▸ WHAT YOU HAVE TO DO
Gather every line holding the string "Equipos".

▸ RECORDS SHOWN
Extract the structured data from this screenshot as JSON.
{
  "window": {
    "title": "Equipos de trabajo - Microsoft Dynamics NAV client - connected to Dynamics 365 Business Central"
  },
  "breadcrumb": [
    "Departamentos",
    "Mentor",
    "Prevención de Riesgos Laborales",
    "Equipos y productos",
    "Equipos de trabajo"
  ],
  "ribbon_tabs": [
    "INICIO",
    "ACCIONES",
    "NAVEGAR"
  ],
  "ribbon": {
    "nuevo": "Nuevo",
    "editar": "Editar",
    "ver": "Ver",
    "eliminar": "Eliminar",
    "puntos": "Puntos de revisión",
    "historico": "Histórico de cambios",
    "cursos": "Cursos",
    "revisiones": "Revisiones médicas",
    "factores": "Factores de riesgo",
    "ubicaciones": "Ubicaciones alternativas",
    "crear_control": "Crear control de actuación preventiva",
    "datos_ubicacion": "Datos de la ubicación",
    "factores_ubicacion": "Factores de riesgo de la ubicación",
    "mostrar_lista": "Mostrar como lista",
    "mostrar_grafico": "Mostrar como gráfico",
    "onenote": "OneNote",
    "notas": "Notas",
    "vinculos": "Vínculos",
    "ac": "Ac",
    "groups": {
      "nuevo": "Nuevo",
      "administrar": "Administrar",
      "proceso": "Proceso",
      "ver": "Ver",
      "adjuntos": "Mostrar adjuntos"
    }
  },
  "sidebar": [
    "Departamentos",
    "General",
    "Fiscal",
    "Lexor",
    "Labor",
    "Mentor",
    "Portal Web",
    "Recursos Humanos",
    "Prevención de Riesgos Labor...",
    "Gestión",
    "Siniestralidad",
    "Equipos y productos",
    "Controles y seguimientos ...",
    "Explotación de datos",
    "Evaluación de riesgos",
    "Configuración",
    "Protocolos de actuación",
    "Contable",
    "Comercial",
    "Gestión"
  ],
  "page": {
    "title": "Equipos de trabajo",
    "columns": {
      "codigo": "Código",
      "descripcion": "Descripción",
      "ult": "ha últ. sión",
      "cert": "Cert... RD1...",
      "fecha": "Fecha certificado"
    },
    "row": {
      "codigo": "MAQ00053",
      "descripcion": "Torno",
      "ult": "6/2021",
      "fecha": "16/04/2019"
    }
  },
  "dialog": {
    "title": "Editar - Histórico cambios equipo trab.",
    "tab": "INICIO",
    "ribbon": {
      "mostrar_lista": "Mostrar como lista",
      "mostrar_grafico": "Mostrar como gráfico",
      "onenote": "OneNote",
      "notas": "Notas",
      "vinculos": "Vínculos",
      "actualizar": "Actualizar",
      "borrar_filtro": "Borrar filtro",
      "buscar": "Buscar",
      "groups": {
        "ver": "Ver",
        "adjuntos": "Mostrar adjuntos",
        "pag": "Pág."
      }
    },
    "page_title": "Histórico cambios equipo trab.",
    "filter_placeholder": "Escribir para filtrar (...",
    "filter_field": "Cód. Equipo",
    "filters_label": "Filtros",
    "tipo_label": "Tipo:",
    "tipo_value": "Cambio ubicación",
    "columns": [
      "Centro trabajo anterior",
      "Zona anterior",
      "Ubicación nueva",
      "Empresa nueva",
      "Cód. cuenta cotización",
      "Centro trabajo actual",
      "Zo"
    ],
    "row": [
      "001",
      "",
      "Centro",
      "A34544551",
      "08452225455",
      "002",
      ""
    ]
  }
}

▸ SOLUTION
    "title": "Equipos de trabajo - Microsoft Dynamics NAV client - connected to Dynamics 365 Business Central"
    "Equipos y productos",
    "Equipos de trabajo"
    "Equipos y productos",
    "title": "Equipos de trabajo",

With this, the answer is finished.